>> start DATA TO USE
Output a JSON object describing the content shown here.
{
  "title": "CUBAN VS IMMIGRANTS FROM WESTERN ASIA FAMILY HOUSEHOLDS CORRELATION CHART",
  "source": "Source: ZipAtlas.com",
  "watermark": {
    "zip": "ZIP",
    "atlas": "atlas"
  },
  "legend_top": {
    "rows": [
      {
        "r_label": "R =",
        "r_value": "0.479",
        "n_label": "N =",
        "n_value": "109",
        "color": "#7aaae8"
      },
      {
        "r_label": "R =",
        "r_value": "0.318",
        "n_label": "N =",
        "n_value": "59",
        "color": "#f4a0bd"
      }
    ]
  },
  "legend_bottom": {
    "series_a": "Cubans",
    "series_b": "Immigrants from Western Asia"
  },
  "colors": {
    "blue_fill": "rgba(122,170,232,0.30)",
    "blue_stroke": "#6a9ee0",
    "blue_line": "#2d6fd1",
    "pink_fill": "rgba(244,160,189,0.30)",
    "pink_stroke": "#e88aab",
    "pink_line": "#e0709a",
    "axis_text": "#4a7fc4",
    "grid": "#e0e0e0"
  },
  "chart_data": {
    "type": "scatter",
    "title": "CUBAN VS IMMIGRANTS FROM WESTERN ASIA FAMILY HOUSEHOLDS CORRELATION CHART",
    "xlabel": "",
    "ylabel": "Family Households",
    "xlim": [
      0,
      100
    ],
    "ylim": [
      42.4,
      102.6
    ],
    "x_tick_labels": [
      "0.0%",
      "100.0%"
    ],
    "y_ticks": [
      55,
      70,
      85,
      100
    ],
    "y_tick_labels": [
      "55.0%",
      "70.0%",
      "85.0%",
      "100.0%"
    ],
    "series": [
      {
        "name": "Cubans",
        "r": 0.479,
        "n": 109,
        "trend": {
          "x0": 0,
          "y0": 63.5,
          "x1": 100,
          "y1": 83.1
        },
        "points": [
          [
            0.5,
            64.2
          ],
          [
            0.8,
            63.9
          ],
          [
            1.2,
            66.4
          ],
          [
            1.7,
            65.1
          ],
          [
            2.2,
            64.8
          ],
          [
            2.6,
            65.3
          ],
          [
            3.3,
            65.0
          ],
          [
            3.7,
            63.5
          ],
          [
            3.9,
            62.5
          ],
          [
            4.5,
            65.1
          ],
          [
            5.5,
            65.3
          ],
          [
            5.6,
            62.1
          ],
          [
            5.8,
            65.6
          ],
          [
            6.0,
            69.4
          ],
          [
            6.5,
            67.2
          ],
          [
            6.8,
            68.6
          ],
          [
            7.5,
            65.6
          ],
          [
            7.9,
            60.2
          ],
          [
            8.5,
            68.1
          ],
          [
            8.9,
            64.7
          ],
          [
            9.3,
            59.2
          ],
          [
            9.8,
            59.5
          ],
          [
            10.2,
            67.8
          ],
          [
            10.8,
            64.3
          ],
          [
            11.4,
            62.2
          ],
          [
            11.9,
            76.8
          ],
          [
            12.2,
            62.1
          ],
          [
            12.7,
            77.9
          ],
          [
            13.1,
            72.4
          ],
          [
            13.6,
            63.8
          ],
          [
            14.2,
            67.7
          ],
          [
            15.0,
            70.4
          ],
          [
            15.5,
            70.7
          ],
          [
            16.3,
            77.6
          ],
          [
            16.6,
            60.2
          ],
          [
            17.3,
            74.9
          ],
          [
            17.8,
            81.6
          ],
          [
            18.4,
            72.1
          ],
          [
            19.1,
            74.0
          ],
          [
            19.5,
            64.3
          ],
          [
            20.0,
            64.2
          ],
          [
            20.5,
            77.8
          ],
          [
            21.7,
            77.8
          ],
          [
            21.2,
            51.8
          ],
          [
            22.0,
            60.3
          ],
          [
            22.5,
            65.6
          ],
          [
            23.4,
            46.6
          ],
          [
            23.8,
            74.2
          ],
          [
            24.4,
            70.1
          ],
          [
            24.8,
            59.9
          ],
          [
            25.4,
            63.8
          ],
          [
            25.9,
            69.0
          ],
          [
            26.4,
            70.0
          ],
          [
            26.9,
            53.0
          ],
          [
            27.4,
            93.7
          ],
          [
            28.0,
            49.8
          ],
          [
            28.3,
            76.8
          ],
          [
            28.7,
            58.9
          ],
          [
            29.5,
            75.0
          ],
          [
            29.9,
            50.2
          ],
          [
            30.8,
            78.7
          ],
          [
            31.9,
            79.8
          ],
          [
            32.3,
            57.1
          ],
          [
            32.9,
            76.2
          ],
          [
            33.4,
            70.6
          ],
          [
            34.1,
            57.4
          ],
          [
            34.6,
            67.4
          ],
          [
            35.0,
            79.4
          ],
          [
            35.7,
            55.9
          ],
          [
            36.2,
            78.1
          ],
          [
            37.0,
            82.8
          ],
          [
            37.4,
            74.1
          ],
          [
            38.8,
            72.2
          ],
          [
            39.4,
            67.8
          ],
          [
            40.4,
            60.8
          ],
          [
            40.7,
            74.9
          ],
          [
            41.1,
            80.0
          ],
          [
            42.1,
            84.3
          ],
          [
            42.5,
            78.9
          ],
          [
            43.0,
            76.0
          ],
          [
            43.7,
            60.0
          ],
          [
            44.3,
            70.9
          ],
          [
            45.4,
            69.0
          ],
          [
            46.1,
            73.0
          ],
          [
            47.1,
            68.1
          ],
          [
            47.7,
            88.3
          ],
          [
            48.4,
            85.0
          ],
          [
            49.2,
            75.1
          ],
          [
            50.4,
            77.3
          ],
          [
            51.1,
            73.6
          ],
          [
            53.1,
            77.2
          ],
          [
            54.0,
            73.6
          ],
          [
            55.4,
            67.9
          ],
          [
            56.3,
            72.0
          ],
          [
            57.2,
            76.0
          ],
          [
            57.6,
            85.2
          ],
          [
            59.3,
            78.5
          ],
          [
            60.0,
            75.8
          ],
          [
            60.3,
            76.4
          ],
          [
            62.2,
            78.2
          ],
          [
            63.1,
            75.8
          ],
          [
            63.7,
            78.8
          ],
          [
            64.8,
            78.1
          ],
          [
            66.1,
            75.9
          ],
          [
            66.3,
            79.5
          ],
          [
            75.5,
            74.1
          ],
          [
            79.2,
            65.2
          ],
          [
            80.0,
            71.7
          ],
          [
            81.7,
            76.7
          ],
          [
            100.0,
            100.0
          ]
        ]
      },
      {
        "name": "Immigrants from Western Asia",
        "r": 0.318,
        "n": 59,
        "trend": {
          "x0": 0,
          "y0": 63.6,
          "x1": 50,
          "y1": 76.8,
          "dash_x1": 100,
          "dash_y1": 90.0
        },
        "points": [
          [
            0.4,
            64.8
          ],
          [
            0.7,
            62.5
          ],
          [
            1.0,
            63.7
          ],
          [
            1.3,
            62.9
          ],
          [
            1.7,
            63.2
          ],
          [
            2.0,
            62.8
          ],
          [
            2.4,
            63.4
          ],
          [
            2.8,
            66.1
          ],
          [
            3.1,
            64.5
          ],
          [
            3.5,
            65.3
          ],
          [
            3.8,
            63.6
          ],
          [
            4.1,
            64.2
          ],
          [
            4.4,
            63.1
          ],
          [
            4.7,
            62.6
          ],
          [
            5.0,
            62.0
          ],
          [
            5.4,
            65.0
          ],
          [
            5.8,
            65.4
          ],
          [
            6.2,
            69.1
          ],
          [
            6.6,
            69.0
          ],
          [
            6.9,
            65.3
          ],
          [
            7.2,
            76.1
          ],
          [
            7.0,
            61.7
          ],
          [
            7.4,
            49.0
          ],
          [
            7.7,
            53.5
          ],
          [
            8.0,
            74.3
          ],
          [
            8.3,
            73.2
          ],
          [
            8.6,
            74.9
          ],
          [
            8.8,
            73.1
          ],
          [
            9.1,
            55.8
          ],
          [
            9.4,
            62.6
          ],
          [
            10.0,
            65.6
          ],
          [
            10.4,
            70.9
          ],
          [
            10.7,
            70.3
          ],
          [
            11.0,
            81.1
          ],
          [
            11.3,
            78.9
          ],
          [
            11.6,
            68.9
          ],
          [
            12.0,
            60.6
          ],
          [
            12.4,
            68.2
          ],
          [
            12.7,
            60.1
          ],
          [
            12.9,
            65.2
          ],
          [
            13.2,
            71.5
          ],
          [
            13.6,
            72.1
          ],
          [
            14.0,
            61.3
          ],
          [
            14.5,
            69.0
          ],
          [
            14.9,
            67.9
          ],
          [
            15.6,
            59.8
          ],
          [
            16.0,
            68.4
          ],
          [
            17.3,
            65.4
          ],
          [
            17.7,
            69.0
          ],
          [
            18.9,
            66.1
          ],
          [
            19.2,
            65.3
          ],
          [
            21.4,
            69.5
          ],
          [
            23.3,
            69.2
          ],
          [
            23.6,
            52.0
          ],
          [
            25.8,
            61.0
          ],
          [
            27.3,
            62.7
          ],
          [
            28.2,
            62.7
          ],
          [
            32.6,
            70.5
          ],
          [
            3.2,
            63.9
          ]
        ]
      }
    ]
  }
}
>> end DATA TO USE
**WHAT YOU ARE ASKED TO DO:** Return only those lines of the records that contain the string "name".

**WRITTEN SOLUTION:**
        "name": "Cubans",
        "name": "Immigrants from Western Asia",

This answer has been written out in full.